What this task involves:
Work out how many lines of the material below mention the word "color"; reply with the number only.

Begin

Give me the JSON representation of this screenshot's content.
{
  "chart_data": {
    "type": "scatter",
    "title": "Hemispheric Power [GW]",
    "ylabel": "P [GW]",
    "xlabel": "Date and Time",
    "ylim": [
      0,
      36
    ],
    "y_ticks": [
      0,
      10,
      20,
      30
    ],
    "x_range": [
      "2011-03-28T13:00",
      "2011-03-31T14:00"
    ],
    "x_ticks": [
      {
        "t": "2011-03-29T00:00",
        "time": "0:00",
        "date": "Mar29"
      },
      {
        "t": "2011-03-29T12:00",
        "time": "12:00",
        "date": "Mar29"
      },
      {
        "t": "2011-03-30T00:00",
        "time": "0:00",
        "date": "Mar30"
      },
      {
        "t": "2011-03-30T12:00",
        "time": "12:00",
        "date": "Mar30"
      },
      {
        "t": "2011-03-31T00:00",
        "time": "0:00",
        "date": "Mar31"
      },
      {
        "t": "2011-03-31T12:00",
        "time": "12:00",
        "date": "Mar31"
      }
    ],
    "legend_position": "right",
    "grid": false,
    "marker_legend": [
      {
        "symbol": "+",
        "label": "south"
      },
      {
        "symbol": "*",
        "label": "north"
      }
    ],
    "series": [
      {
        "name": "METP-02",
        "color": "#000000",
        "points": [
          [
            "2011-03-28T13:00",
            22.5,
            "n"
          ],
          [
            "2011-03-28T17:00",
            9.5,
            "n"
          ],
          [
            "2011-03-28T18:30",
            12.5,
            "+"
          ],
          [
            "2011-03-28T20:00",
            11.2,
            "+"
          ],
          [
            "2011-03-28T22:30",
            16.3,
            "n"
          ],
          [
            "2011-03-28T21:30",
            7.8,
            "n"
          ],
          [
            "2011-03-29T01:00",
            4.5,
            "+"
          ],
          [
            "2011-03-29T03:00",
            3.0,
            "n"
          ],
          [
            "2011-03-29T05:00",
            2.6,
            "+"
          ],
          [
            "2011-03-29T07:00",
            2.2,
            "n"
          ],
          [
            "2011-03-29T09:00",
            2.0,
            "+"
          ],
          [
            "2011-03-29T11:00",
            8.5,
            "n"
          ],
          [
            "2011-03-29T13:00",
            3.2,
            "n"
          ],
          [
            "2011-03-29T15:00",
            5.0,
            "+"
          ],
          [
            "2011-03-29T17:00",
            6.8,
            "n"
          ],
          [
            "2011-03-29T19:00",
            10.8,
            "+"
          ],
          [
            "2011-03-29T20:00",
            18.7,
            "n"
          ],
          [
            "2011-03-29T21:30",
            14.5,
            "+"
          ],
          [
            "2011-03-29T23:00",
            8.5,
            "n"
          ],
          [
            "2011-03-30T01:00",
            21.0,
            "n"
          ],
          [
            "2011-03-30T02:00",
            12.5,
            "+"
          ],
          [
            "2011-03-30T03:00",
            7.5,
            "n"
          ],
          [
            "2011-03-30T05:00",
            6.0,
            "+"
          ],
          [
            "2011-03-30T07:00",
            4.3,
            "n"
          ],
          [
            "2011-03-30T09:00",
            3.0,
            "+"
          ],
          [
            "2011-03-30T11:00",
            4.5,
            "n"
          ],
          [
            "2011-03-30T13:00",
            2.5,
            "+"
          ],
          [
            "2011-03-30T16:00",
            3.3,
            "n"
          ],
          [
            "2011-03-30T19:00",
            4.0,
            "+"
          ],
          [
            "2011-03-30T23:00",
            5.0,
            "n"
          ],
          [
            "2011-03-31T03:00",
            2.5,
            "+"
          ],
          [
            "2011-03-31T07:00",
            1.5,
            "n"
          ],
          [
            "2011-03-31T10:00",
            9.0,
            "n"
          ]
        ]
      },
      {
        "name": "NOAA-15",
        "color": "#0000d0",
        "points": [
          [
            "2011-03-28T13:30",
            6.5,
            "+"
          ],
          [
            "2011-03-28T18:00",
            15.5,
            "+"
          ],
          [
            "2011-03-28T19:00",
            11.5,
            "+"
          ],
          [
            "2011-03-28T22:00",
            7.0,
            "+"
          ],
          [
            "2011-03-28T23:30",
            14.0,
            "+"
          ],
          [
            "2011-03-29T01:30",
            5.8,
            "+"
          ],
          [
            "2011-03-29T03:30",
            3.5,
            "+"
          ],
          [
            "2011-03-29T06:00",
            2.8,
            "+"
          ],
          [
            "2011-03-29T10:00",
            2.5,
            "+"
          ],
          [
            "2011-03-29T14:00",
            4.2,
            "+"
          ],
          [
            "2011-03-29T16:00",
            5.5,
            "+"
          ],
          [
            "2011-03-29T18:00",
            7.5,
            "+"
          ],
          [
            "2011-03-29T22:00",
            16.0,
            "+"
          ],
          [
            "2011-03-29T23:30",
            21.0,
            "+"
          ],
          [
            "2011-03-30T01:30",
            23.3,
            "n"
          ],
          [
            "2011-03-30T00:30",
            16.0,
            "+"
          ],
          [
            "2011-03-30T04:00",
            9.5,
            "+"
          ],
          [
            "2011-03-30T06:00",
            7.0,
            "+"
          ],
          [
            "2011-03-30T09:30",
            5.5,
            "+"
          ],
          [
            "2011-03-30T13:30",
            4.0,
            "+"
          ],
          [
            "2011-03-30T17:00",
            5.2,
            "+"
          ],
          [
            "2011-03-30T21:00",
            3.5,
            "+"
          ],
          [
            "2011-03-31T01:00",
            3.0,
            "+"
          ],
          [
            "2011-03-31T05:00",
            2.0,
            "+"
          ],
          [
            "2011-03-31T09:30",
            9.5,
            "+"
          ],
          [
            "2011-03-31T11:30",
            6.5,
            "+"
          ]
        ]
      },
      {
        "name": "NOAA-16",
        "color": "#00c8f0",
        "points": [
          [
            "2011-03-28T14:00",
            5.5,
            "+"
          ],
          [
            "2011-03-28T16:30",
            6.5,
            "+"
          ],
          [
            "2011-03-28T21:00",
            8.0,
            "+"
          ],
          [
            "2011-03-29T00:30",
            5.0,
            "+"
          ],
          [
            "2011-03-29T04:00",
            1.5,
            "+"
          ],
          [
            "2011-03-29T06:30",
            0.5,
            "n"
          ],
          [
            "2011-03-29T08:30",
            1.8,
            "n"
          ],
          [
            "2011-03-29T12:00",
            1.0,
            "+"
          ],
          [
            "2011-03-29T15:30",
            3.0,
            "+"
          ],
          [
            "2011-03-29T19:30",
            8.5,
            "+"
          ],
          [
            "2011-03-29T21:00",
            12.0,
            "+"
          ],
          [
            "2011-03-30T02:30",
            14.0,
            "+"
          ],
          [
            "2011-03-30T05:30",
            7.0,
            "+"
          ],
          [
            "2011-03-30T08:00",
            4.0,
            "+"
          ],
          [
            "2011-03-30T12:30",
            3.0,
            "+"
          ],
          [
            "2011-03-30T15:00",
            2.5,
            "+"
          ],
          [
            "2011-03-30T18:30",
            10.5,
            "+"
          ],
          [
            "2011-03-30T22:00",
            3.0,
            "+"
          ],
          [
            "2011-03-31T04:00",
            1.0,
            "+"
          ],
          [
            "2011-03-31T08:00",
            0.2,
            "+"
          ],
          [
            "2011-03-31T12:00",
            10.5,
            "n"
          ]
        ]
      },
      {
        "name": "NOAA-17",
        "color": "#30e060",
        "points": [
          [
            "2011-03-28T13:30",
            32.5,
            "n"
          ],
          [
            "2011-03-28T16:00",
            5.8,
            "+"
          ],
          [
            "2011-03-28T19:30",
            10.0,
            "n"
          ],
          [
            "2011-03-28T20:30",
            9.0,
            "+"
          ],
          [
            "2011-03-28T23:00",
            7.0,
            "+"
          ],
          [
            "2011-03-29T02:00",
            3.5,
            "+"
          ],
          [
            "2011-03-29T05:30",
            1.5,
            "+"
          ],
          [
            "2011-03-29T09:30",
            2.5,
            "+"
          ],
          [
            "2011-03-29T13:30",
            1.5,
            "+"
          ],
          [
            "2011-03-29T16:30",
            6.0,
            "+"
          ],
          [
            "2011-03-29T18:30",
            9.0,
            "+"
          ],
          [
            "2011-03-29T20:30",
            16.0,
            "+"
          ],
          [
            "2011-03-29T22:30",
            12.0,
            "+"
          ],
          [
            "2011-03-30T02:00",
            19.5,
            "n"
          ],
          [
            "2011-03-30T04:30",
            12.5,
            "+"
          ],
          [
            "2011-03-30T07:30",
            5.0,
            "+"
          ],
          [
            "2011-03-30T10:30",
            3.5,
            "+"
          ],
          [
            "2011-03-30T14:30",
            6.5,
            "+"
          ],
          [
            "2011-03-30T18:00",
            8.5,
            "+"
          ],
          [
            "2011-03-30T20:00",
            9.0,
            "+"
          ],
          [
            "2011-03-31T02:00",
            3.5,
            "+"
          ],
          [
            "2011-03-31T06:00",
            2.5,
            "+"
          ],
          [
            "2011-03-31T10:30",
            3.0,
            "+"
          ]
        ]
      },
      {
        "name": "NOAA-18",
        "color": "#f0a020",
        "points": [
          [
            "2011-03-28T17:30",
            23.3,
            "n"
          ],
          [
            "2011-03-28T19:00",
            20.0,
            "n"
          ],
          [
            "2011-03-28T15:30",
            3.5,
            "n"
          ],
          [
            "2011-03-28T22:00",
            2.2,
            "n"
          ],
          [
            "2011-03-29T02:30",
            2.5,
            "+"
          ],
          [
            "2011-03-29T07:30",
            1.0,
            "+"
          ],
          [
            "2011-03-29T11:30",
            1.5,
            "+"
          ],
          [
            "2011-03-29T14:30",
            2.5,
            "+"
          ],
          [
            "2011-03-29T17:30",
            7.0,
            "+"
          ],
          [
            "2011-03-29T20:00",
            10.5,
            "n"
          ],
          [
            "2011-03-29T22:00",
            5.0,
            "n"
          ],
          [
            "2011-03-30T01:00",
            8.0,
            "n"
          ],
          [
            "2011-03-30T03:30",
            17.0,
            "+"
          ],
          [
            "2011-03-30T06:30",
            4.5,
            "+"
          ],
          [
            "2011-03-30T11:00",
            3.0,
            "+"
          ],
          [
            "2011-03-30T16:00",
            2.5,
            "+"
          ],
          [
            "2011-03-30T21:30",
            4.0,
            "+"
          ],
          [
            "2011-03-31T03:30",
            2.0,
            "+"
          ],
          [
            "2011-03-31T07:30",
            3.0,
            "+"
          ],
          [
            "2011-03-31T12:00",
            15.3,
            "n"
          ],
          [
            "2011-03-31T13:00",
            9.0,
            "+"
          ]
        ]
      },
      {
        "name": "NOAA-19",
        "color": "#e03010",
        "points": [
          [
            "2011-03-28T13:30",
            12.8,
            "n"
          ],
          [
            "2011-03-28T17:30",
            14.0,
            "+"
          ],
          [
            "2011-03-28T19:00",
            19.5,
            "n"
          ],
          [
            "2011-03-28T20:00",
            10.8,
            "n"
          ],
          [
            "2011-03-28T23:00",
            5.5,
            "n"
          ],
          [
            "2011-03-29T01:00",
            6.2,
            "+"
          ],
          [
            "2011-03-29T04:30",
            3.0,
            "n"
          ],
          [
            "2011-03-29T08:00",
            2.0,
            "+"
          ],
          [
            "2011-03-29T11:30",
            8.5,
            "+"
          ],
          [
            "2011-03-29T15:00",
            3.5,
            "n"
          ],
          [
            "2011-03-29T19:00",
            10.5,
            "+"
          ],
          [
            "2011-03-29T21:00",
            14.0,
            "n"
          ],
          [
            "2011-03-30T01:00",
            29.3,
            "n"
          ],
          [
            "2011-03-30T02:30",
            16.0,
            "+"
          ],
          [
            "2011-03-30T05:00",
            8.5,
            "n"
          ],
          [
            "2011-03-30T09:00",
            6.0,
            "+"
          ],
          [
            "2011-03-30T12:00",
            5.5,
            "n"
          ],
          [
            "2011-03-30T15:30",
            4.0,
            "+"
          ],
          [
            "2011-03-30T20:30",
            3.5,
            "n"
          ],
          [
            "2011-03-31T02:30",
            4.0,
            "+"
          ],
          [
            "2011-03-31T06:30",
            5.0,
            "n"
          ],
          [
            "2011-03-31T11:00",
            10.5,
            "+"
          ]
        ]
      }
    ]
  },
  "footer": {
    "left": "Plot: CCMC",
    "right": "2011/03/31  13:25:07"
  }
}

End

Finished exercise:
6